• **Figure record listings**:
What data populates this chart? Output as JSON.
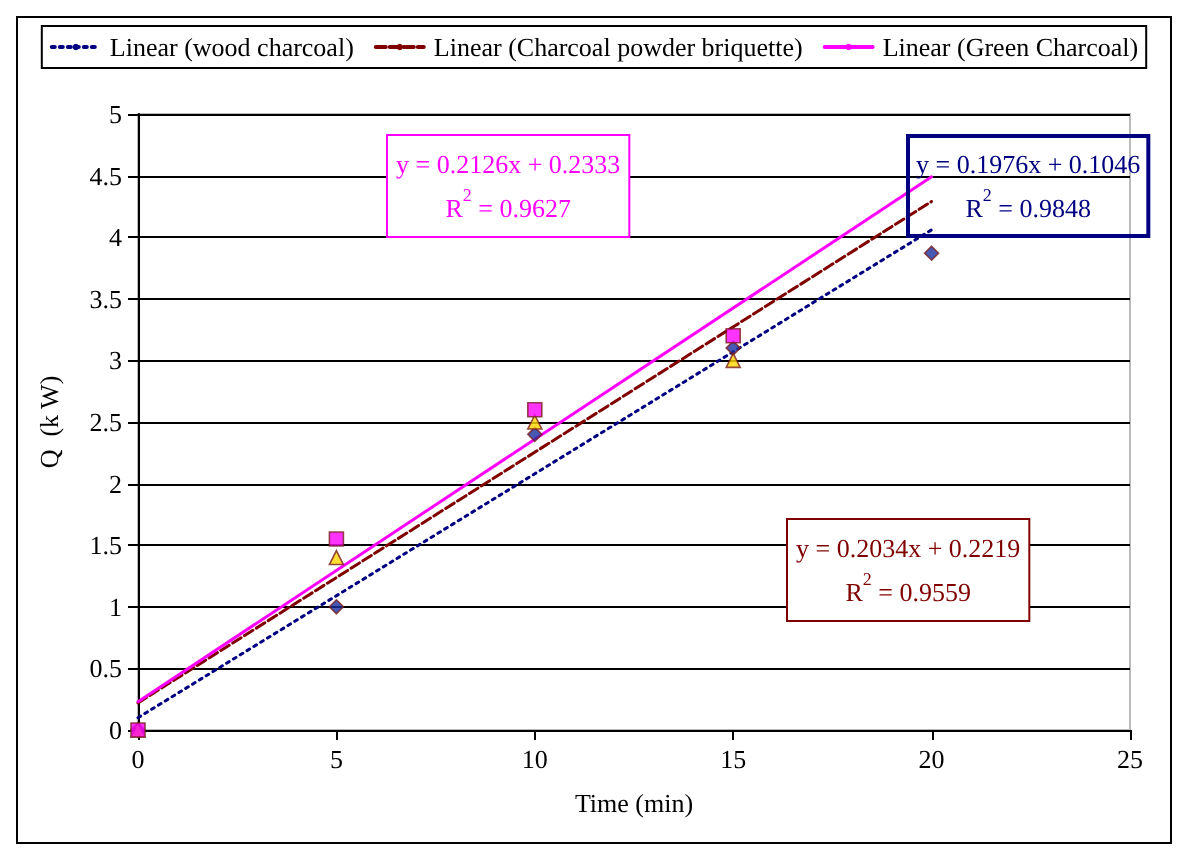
{
  "chart_data": {
    "type": "scatter",
    "xlabel": "Time (min)",
    "ylabel": "Q  (k W)",
    "series": [
      {
        "color": "#1a2fa0",
        "marker": "diamond",
        "x": [
          0,
          5,
          10,
          15,
          20
        ],
        "values": [
          0,
          1.0,
          2.4,
          3.1,
          3.87
        ]
      },
      {
        "color": "#ffd700",
        "marker": "triangle",
        "x": [
          0,
          5,
          10,
          15
        ],
        "values": [
          0,
          1.4,
          2.5,
          3.0
        ]
      },
      {
        "color": "#ff00ff",
        "marker": "square",
        "x": [
          0,
          5,
          10,
          15
        ],
        "values": [
          0,
          1.55,
          2.6,
          3.2
        ]
      },
      {
        "type": "line",
        "name": "Linear (wood charcoal)",
        "color": "#000080",
        "line_style": "dotted",
        "marker": "none",
        "x": [
          0,
          20
        ],
        "values": [
          0.1,
          4.06
        ]
      },
      {
        "type": "line",
        "name": "Linear (Charcoal powder briquette)",
        "color": "#800000",
        "line_style": "dashed",
        "marker": "none",
        "x": [
          0,
          20
        ],
        "values": [
          0.22,
          4.29
        ]
      },
      {
        "type": "line",
        "name": "Linear (Green Charcoal)",
        "color": "#ff00ff",
        "line_style": "solid",
        "marker": "none",
        "x": [
          0,
          20
        ],
        "values": [
          0.23,
          4.49
        ]
      }
    ],
    "annotations": [
      "y = 0.1976x + 0.1046\nR$^{2}$ = 0.9848",
      "y = 0.2034x + 0.2219\nR$^{2}$ = 0.9559",
      "y = 0.2126x + 0.2333\nR$^{2}$ = 0.9627"
    ],
    "xlim": [
      0,
      25
    ],
    "xticks": [
      0,
      5,
      10,
      15,
      20,
      25
    ],
    "ylim": [
      0,
      5
    ],
    "yticks": [
      0,
      0.5,
      1,
      1.5,
      2,
      2.5,
      3,
      3.5,
      4,
      4.5,
      5
    ],
    "grid": "y",
    "legend": "top"
  }
}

• **What the task asks**: Show the lines of the records that include the string "name".

• **Reply**:
        "name": "Linear (wood charcoal)",
        "name": "Linear (Charcoal powder briquette)",
        "name": "Linear (Green Charcoal)",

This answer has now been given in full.